[start]
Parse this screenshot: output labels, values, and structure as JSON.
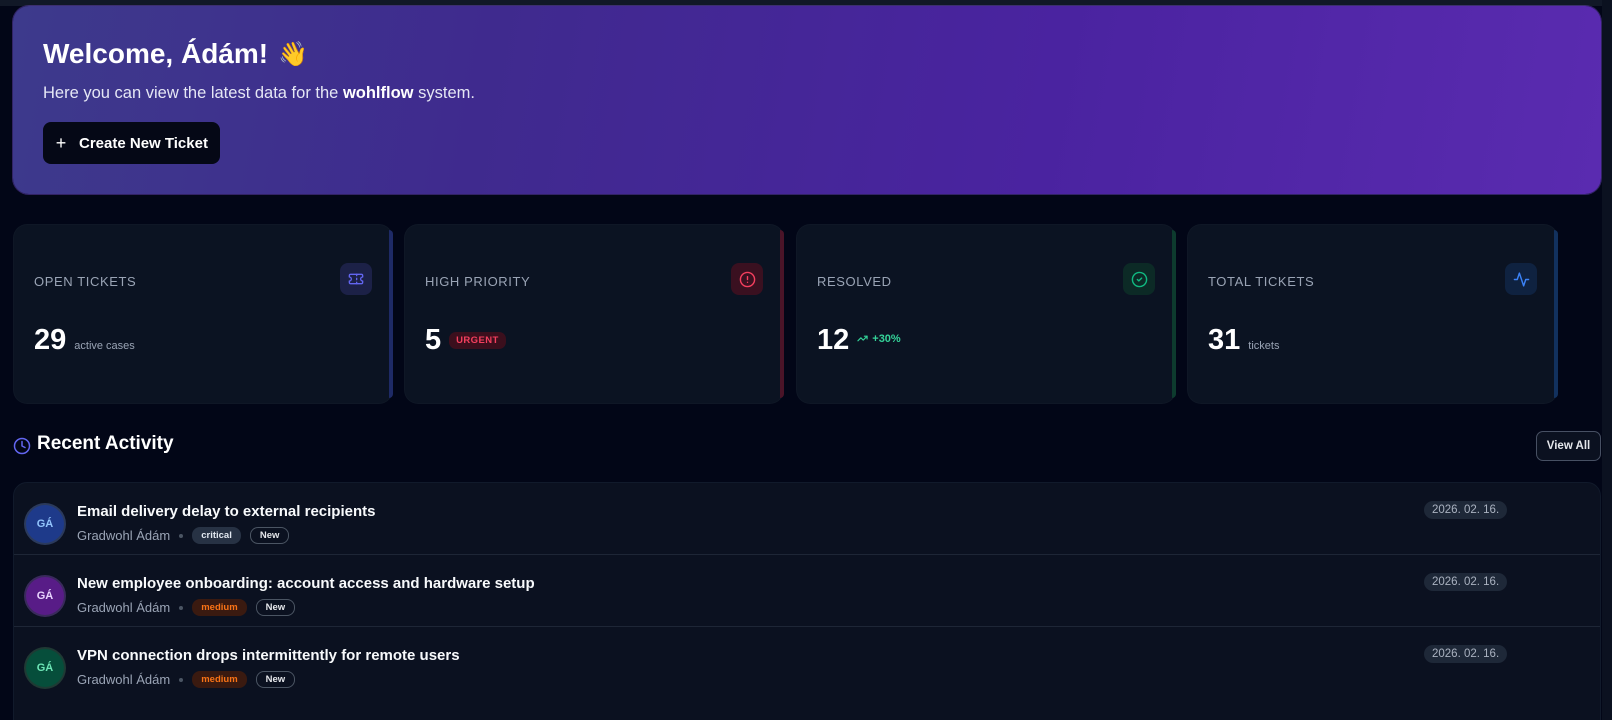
{
  "hero": {
    "title": "Welcome, Ádám!",
    "wave_emoji": "👋",
    "subtitle_prefix": "Here you can view the latest data for the",
    "system_name": "wohlflow",
    "subtitle_suffix": "system.",
    "create_button_label": "Create New Ticket",
    "create_button_icon": "plus-icon"
  },
  "stats": [
    {
      "label": "OPEN TICKETS",
      "value": "29",
      "note": "active cases",
      "icon": "ticket-icon",
      "color": "#6366f1"
    },
    {
      "label": "HIGH PRIORITY",
      "value": "5",
      "badge": "URGENT",
      "icon": "alert-circle-icon",
      "color": "#f43f5e"
    },
    {
      "label": "RESOLVED",
      "value": "12",
      "trend": "+30%",
      "icon": "check-circle-icon",
      "color": "#10b981"
    },
    {
      "label": "TOTAL TICKETS",
      "value": "31",
      "note": "tickets",
      "icon": "activity-icon",
      "color": "#3b82f6"
    }
  ],
  "recent_activity": {
    "title": "Recent Activity",
    "icon": "clock-icon",
    "view_all_label": "View All",
    "items": [
      {
        "initials": "GÁ",
        "title": "Email delivery delay to external recipients",
        "author": "Gradwohl Ádám",
        "priority": "critical",
        "status": "New",
        "date": "2026. 02. 16."
      },
      {
        "initials": "GÁ",
        "title": "New employee onboarding: account access and hardware setup",
        "author": "Gradwohl Ádám",
        "priority": "medium",
        "status": "New",
        "date": "2026. 02. 16."
      },
      {
        "initials": "GÁ",
        "title": "VPN connection drops intermittently for remote users",
        "author": "Gradwohl Ádám",
        "priority": "medium",
        "status": "New",
        "date": "2026. 02. 16."
      }
    ]
  }
}
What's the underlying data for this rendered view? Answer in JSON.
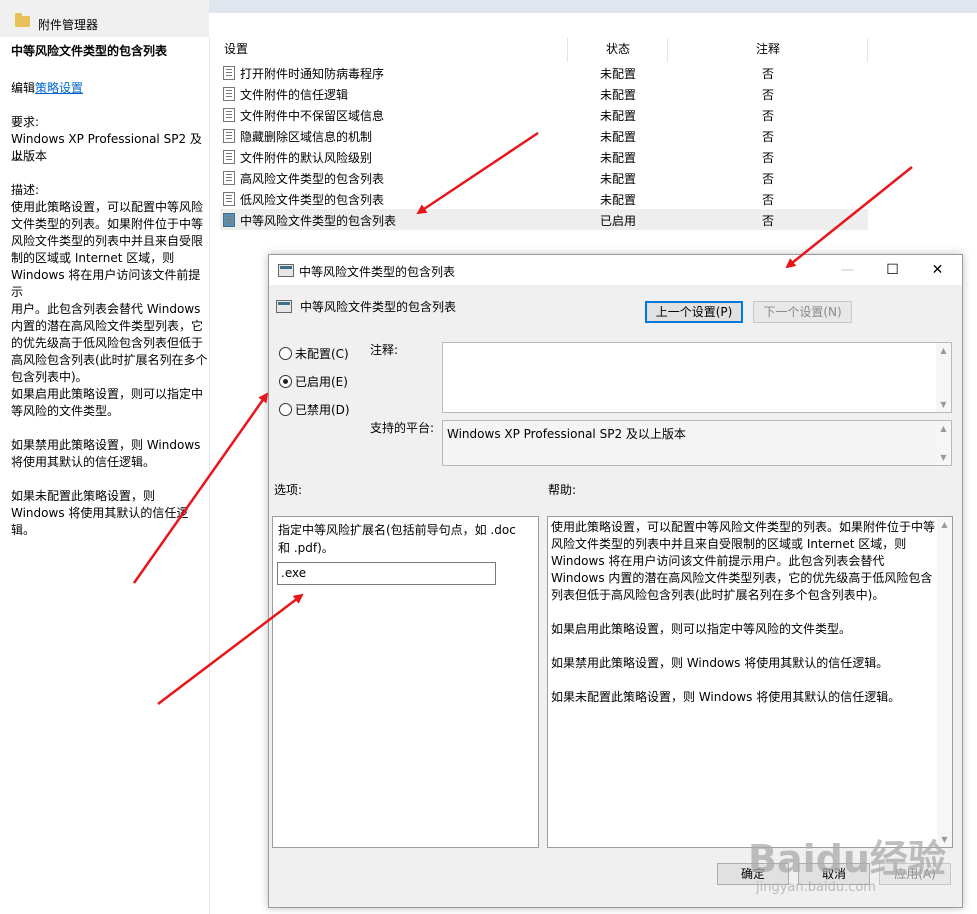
{
  "window": {
    "title": "附件管理器"
  },
  "description_pane": {
    "heading": "中等风险文件类型的包含列表",
    "edit_prefix": "编辑",
    "edit_link": "策略设置",
    "requirements_label": "要求:",
    "requirements_line1": "Windows XP Professional SP2 及以",
    "requirements_line2": "上版本",
    "description_label": "描述:",
    "description_lines": [
      "使用此策略设置，可以配置中等风险",
      "文件类型的列表。如果附件位于中等",
      "风险文件类型的列表中并且来自受限",
      "制的区域或 Internet 区域，则",
      "Windows 将在用户访问该文件前提示",
      "用户。此包含列表会替代 Windows",
      "内置的潜在高风险文件类型列表，它",
      "的优先级高于低风险包含列表但低于",
      "高风险包含列表(此时扩展名列在多个",
      "包含列表中)。"
    ],
    "enabled_lines": [
      "如果启用此策略设置，则可以指定中",
      "等风险的文件类型。"
    ],
    "disabled_lines": [
      "如果禁用此策略设置，则 Windows",
      "将使用其默认的信任逻辑。"
    ],
    "notconfigured_lines": [
      "如果未配置此策略设置，则",
      "Windows 将使用其默认的信任逻辑。"
    ]
  },
  "list": {
    "columns": {
      "setting": "设置",
      "state": "状态",
      "comment": "注释"
    },
    "rows": [
      {
        "name": "打开附件时通知防病毒程序",
        "state": "未配置",
        "comment": "否"
      },
      {
        "name": "文件附件的信任逻辑",
        "state": "未配置",
        "comment": "否"
      },
      {
        "name": "文件附件中不保留区域信息",
        "state": "未配置",
        "comment": "否"
      },
      {
        "name": "隐藏删除区域信息的机制",
        "state": "未配置",
        "comment": "否"
      },
      {
        "name": "文件附件的默认风险级别",
        "state": "未配置",
        "comment": "否"
      },
      {
        "name": "高风险文件类型的包含列表",
        "state": "未配置",
        "comment": "否"
      },
      {
        "name": "低风险文件类型的包含列表",
        "state": "未配置",
        "comment": "否"
      },
      {
        "name": "中等风险文件类型的包含列表",
        "state": "已启用",
        "comment": "否"
      }
    ]
  },
  "dialog": {
    "title": "中等风险文件类型的包含列表",
    "policy_name": "中等风险文件类型的包含列表",
    "prev_button": "上一个设置(P)",
    "next_button": "下一个设置(N)",
    "radio_not_configured": "未配置(C)",
    "radio_enabled": "已启用(E)",
    "radio_disabled": "已禁用(D)",
    "selected_option": "已启用(E)",
    "comment_label": "注释:",
    "comment_value": "",
    "platform_label": "支持的平台:",
    "platform_value": "Windows XP Professional SP2 及以上版本",
    "options_label": "选项:",
    "help_label": "帮助:",
    "options_prompt_line1": "指定中等风险扩展名(包括前导句点，如 .doc",
    "options_prompt_line2": "和 .pdf)。",
    "extension_value": ".exe",
    "help_paragraphs": [
      "使用此策略设置，可以配置中等风险文件类型的列表。如果附件位于中等风险文件类型的列表中并且来自受限制的区域或 Internet 区域，则 Windows 将在用户访问该文件前提示用户。此包含列表会替代 Windows 内置的潜在高风险文件类型列表，它的优先级高于低风险包含列表但低于高风险包含列表(此时扩展名列在多个包含列表中)。",
      "如果启用此策略设置，则可以指定中等风险的文件类型。",
      "如果禁用此策略设置，则 Windows 将使用其默认的信任逻辑。",
      "如果未配置此策略设置，则 Windows 将使用其默认的信任逻辑。"
    ],
    "ok_button": "确定",
    "cancel_button": "取消",
    "apply_button": "应用(A)"
  },
  "watermark": {
    "logo": "Baidu经验",
    "url": "jingyan.baidu.com"
  },
  "annotation_color": "#e8161b"
}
[end]
[Exercise details]
Any pictures should be dropped; transcribe the rest of the records above exactly.

[Result of this exercise]
Parse this screenshot: output labels, values, and structure as JSON.
{
  "hero": {
    "title": "Welcome, Ádám!",
    "wave_emoji": "👋",
    "subtitle_prefix": "Here you can view the latest data for the",
    "system_name": "wohlflow",
    "subtitle_suffix": "system.",
    "create_button_label": "Create New Ticket",
    "create_button_icon": "plus-icon"
  },
  "stats": [
    {
      "label": "OPEN TICKETS",
      "value": "29",
      "note": "active cases",
      "icon": "ticket-icon",
      "color": "#6366f1"
    },
    {
      "label": "HIGH PRIORITY",
      "value": "5",
      "badge": "URGENT",
      "icon": "alert-circle-icon",
      "color": "#f43f5e"
    },
    {
      "label": "RESOLVED",
      "value": "12",
      "trend": "+30%",
      "icon": "check-circle-icon",
      "color": "#10b981"
    },
    {
      "label": "TOTAL TICKETS",
      "value": "31",
      "note": "tickets",
      "icon": "activity-icon",
      "color": "#3b82f6"
    }
  ],
  "recent_activity": {
    "title": "Recent Activity",
    "icon": "clock-icon",
    "view_all_label": "View All",
    "items": [
      {
        "initials": "GÁ",
        "title": "Email delivery delay to external recipients",
        "author": "Gradwohl Ádám",
        "priority": "critical",
        "status": "New",
        "date": "2026. 02. 16."
      },
      {
        "initials": "GÁ",
        "title": "New employee onboarding: account access and hardware setup",
        "author": "Gradwohl Ádám",
        "priority": "medium",
        "status": "New",
        "date": "2026. 02. 16."
      },
      {
        "initials": "GÁ",
        "title": "VPN connection drops intermittently for remote users",
        "author": "Gradwohl Ádám",
        "priority": "medium",
        "status": "New",
        "date": "2026. 02. 16."
      }
    ]
  }
}
What's the underlying data for this rendered view? Answer in JSON.
{
  "window": {
    "title": "附件管理器"
  },
  "description_pane": {
    "heading": "中等风险文件类型的包含列表",
    "edit_prefix": "编辑",
    "edit_link": "策略设置",
    "requirements_label": "要求:",
    "requirements_line1": "Windows XP Professional SP2 及以",
    "requirements_line2": "上版本",
    "description_label": "描述:",
    "description_lines": [
      "使用此策略设置，可以配置中等风险",
      "文件类型的列表。如果附件位于中等",
      "风险文件类型的列表中并且来自受限",
      "制的区域或 Internet 区域，则",
      "Windows 将在用户访问该文件前提示",
      "用户。此包含列表会替代 Windows",
      "内置的潜在高风险文件类型列表，它",
      "的优先级高于低风险包含列表但低于",
      "高风险包含列表(此时扩展名列在多个",
      "包含列表中)。"
    ],
    "enabled_lines": [
      "如果启用此策略设置，则可以指定中",
      "等风险的文件类型。"
    ],
    "disabled_lines": [
      "如果禁用此策略设置，则 Windows",
      "将使用其默认的信任逻辑。"
    ],
    "notconfigured_lines": [
      "如果未配置此策略设置，则",
      "Windows 将使用其默认的信任逻辑。"
    ]
  },
  "list": {
    "columns": {
      "setting": "设置",
      "state": "状态",
      "comment": "注释"
    },
    "rows": [
      {
        "name": "打开附件时通知防病毒程序",
        "state": "未配置",
        "comment": "否"
      },
      {
        "name": "文件附件的信任逻辑",
        "state": "未配置",
        "comment": "否"
      },
      {
        "name": "文件附件中不保留区域信息",
        "state": "未配置",
        "comment": "否"
      },
      {
        "name": "隐藏删除区域信息的机制",
        "state": "未配置",
        "comment": "否"
      },
      {
        "name": "文件附件的默认风险级别",
        "state": "未配置",
        "comment": "否"
      },
      {
        "name": "高风险文件类型的包含列表",
        "state": "未配置",
        "comment": "否"
      },
      {
        "name": "低风险文件类型的包含列表",
        "state": "未配置",
        "comment": "否"
      },
      {
        "name": "中等风险文件类型的包含列表",
        "state": "已启用",
        "comment": "否"
      }
    ]
  },
  "dialog": {
    "title": "中等风险文件类型的包含列表",
    "policy_name": "中等风险文件类型的包含列表",
    "prev_button": "上一个设置(P)",
    "next_button": "下一个设置(N)",
    "radio_not_configured": "未配置(C)",
    "radio_enabled": "已启用(E)",
    "radio_disabled": "已禁用(D)",
    "selected_option": "已启用(E)",
    "comment_label": "注释:",
    "comment_value": "",
    "platform_label": "支持的平台:",
    "platform_value": "Windows XP Professional SP2 及以上版本",
    "options_label": "选项:",
    "help_label": "帮助:",
    "options_prompt_line1": "指定中等风险扩展名(包括前导句点，如 .doc",
    "options_prompt_line2": "和 .pdf)。",
    "extension_value": ".exe",
    "help_paragraphs": [
      "使用此策略设置，可以配置中等风险文件类型的列表。如果附件位于中等风险文件类型的列表中并且来自受限制的区域或 Internet 区域，则 Windows 将在用户访问该文件前提示用户。此包含列表会替代 Windows 内置的潜在高风险文件类型列表，它的优先级高于低风险包含列表但低于高风险包含列表(此时扩展名列在多个包含列表中)。",
      "如果启用此策略设置，则可以指定中等风险的文件类型。",
      "如果禁用此策略设置，则 Windows 将使用其默认的信任逻辑。",
      "如果未配置此策略设置，则 Windows 将使用其默认的信任逻辑。"
    ],
    "ok_button": "确定",
    "cancel_button": "取消",
    "apply_button": "应用(A)"
  },
  "watermark": {
    "logo": "Baidu经验",
    "url": "jingyan.baidu.com"
  },
  "annotation_color": "#e8161b"
}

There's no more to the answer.